▶ Brief
Lift out all lines below that contain "nabijheid".

▶ Exercise inputs
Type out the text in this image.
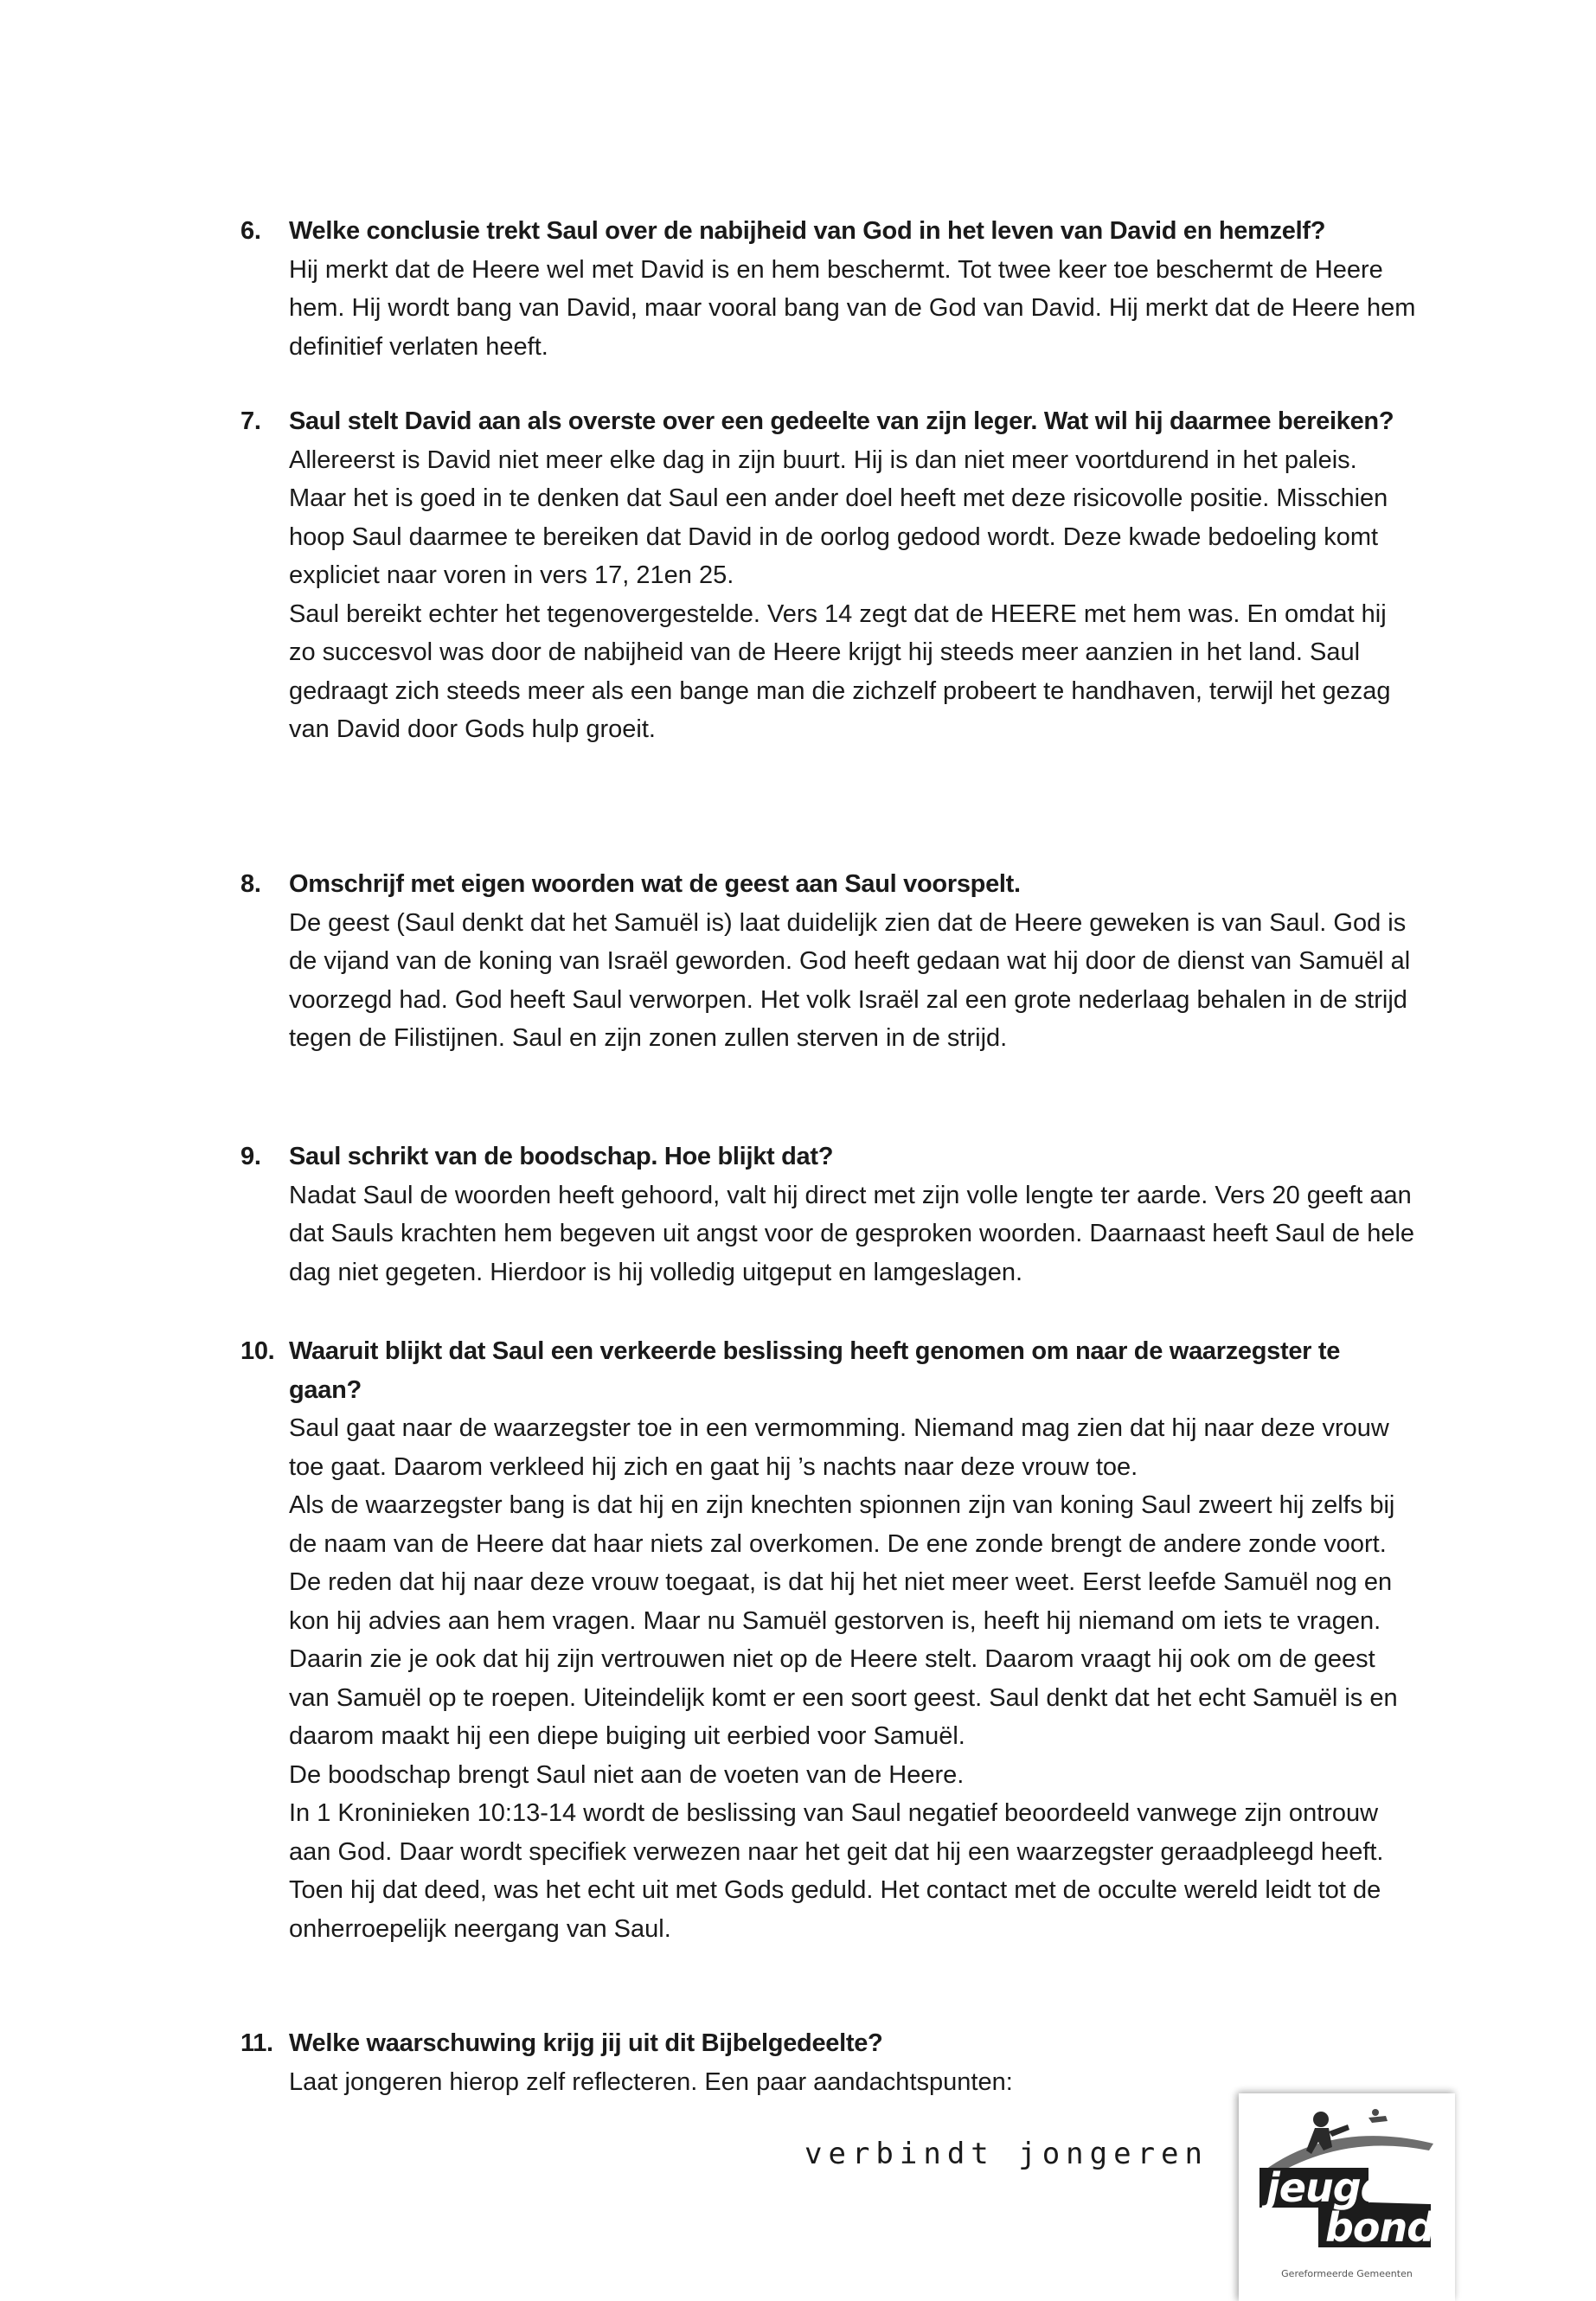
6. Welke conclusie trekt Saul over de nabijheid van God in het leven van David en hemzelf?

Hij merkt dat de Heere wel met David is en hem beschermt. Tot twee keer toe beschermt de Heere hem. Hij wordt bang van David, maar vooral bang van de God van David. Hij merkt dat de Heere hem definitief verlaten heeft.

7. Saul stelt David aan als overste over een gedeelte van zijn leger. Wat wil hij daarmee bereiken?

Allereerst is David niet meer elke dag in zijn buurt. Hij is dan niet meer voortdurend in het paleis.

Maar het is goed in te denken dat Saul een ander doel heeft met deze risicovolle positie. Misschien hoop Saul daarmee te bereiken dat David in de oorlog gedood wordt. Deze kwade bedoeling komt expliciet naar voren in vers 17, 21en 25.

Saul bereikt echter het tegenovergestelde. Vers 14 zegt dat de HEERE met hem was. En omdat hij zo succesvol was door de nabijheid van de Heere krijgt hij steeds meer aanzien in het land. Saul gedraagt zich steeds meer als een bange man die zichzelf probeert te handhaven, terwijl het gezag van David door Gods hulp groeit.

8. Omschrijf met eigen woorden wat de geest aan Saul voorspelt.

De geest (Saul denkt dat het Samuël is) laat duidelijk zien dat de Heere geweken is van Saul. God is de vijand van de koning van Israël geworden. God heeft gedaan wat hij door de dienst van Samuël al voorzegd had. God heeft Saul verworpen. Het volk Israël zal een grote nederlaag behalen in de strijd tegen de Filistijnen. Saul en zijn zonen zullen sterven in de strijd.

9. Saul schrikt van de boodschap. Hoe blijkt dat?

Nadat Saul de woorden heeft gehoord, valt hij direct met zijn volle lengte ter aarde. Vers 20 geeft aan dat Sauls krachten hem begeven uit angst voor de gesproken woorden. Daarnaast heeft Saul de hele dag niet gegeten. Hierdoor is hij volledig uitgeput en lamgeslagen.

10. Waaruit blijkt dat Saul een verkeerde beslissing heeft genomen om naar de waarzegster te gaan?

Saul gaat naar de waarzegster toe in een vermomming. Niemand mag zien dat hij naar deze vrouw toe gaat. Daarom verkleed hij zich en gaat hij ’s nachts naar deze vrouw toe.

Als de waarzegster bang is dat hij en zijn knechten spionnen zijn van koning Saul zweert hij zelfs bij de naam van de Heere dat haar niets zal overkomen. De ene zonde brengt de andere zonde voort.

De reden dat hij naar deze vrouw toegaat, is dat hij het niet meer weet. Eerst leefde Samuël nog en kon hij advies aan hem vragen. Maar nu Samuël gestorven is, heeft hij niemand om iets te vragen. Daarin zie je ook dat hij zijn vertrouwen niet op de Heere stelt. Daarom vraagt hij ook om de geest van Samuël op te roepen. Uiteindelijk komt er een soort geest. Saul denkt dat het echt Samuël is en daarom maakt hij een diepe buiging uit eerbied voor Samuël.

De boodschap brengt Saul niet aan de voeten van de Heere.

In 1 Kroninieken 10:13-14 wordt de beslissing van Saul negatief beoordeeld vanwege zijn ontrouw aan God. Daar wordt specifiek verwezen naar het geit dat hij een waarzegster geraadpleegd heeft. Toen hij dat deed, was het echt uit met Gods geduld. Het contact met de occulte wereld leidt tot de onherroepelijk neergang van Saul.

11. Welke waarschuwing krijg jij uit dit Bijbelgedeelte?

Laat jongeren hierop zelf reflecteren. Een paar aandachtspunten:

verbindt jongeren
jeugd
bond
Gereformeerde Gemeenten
* * *
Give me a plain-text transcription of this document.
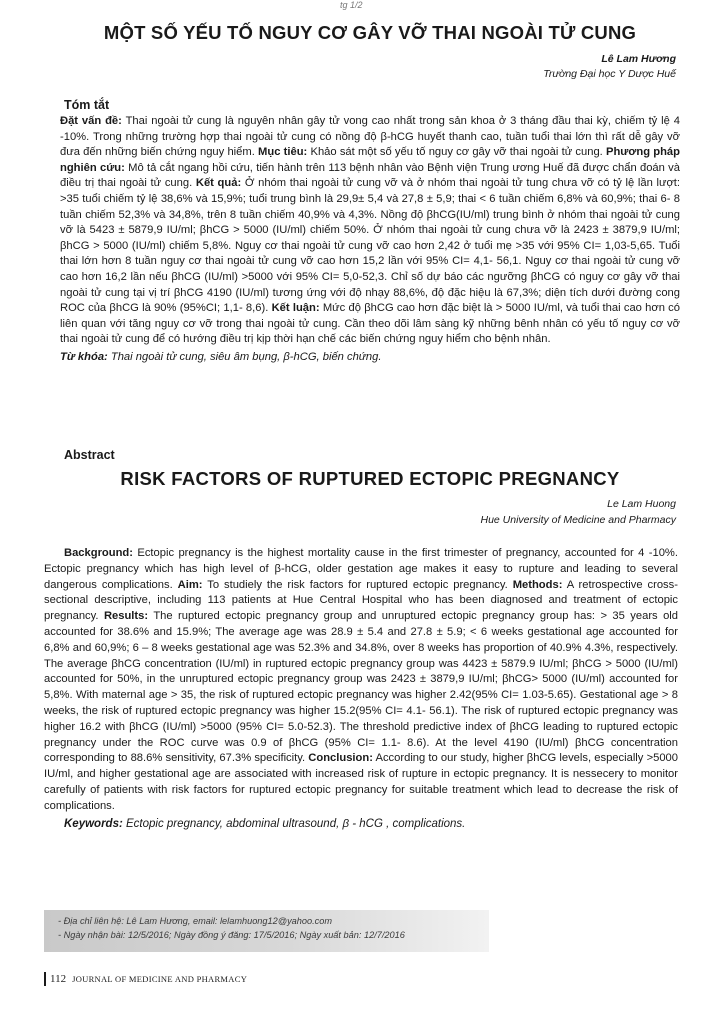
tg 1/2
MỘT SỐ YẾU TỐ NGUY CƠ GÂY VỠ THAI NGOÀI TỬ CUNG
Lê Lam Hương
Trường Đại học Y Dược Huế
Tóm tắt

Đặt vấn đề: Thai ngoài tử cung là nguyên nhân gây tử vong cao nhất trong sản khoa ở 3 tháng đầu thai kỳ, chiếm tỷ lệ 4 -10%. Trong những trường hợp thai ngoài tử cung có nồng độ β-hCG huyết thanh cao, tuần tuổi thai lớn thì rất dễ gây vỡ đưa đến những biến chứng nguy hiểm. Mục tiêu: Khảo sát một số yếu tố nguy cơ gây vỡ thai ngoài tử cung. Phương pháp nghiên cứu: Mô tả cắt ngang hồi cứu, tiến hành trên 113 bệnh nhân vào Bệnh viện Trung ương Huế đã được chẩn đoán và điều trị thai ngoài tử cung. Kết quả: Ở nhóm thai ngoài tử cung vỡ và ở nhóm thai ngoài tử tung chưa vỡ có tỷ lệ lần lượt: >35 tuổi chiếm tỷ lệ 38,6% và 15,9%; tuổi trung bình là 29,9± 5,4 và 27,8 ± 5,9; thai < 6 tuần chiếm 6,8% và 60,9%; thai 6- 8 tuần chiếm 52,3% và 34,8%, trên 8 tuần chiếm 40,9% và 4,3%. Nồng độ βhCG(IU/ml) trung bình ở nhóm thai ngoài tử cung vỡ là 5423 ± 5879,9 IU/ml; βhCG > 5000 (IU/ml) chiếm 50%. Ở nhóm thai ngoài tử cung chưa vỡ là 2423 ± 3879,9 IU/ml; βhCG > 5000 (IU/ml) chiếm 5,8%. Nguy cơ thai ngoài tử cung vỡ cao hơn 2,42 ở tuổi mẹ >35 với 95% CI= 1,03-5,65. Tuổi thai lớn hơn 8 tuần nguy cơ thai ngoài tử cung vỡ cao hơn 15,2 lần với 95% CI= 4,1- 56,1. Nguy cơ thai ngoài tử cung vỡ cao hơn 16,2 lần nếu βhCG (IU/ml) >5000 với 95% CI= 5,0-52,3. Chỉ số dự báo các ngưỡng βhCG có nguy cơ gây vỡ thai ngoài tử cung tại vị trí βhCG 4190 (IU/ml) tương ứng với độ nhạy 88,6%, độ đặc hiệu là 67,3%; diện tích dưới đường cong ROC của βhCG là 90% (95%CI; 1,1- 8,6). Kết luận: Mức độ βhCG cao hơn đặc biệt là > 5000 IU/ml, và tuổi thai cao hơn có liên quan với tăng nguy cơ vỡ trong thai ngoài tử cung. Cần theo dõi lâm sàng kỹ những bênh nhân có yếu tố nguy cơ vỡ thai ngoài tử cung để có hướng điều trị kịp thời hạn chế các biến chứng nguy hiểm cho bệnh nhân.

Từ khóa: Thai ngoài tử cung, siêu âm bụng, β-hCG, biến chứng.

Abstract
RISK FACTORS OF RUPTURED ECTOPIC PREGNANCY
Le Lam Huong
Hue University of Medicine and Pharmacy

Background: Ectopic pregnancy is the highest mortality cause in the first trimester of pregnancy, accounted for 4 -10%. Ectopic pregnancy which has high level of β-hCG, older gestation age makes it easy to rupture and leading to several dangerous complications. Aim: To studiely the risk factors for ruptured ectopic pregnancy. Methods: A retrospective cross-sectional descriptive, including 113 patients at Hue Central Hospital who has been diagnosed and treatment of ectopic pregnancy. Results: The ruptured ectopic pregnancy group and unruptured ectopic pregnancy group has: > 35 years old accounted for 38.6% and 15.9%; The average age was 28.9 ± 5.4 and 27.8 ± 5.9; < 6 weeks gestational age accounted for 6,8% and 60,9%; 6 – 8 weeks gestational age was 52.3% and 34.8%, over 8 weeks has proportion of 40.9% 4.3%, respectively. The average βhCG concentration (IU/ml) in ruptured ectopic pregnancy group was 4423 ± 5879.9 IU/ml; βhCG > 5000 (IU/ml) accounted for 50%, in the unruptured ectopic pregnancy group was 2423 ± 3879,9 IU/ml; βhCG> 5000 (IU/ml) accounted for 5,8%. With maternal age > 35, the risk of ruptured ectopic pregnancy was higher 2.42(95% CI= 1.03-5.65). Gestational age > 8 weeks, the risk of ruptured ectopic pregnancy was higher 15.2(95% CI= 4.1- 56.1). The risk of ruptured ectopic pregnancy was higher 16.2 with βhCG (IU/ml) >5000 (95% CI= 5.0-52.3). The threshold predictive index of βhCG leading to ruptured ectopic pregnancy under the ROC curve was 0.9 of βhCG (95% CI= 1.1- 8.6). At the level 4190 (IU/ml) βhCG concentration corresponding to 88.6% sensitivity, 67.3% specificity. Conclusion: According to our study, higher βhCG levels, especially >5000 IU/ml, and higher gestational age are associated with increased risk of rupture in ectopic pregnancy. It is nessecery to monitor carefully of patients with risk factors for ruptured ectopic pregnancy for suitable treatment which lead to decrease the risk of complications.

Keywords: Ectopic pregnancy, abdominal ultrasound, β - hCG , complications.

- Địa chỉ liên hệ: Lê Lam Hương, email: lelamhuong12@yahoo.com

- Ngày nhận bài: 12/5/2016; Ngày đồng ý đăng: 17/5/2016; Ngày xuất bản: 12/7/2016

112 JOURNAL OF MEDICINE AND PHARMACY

▶ Result of this task
6. Welke conclusie trekt Saul over de nabijheid van God in het leven van David en hemzelf?
Saul bereikt echter het tegenovergestelde. Vers 14 zegt dat de HEERE met hem was. En omdat hij zo succesvol was door de nabijheid van de Heere krijgt hij steeds meer aanzien in het land. Saul gedraagt zich steeds meer als een bange man die zichzelf probeert te handhaven, terwijl het gezag van David door Gods hulp groeit.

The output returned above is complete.